## [Provided data]
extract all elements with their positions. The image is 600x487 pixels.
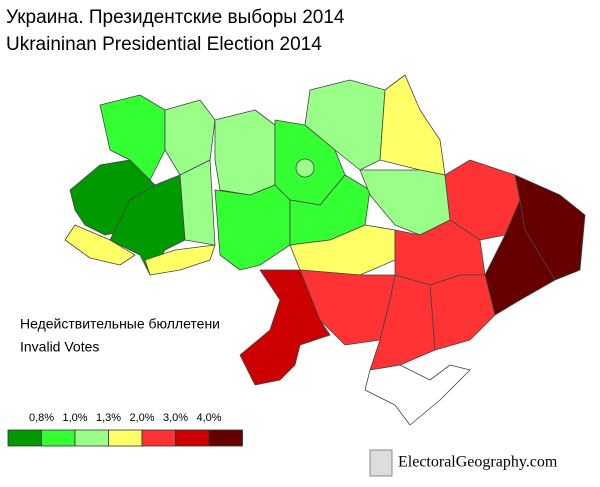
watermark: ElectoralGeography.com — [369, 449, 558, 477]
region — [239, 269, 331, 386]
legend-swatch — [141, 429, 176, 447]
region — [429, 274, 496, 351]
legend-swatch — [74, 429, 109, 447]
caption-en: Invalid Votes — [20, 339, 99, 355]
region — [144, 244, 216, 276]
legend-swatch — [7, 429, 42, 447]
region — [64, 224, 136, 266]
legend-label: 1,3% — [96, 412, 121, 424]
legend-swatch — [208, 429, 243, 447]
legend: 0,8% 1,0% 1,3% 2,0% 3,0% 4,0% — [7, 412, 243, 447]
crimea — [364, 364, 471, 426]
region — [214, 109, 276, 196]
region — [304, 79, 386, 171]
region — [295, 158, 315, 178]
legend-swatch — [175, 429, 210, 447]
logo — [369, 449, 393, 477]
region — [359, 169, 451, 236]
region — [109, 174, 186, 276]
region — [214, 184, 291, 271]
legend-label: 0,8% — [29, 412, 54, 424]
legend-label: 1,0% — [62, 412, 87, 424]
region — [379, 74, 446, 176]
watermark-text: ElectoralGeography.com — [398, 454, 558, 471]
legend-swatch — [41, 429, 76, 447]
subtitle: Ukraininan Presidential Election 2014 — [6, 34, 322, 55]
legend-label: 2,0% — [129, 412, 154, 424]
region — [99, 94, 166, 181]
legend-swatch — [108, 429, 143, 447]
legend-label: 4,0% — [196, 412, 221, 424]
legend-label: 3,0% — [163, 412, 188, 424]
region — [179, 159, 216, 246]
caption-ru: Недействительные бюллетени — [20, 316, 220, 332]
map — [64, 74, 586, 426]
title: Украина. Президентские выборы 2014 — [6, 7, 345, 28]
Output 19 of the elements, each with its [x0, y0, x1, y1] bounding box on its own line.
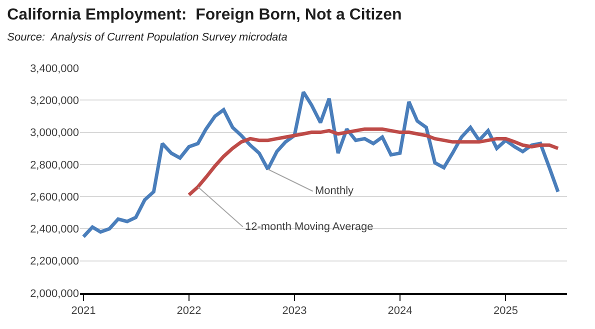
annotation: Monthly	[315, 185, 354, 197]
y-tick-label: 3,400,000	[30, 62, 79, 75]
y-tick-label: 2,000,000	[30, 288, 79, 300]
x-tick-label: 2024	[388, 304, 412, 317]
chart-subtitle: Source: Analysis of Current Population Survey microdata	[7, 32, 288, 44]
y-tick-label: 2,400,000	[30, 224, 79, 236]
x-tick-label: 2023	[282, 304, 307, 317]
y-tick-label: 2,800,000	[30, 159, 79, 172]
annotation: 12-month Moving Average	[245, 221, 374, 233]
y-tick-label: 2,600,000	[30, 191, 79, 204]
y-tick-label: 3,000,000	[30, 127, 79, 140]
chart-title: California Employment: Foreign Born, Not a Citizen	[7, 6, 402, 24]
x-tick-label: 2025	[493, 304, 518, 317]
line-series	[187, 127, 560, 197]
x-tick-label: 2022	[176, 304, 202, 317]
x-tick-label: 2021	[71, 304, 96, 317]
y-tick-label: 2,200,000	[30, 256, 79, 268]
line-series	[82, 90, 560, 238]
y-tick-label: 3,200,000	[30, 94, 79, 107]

## [Given request]
Which lines in the listing above contain the string "chart", with case counting? Pick out each of those lines and copy it.

## [Answer to the task]
chart-subtitle: Source: Analysis of Current Population Survey microdata	[7, 32, 288, 44]
chart-title: California Employment: Foreign Born, Not a Citizen	[7, 6, 402, 24]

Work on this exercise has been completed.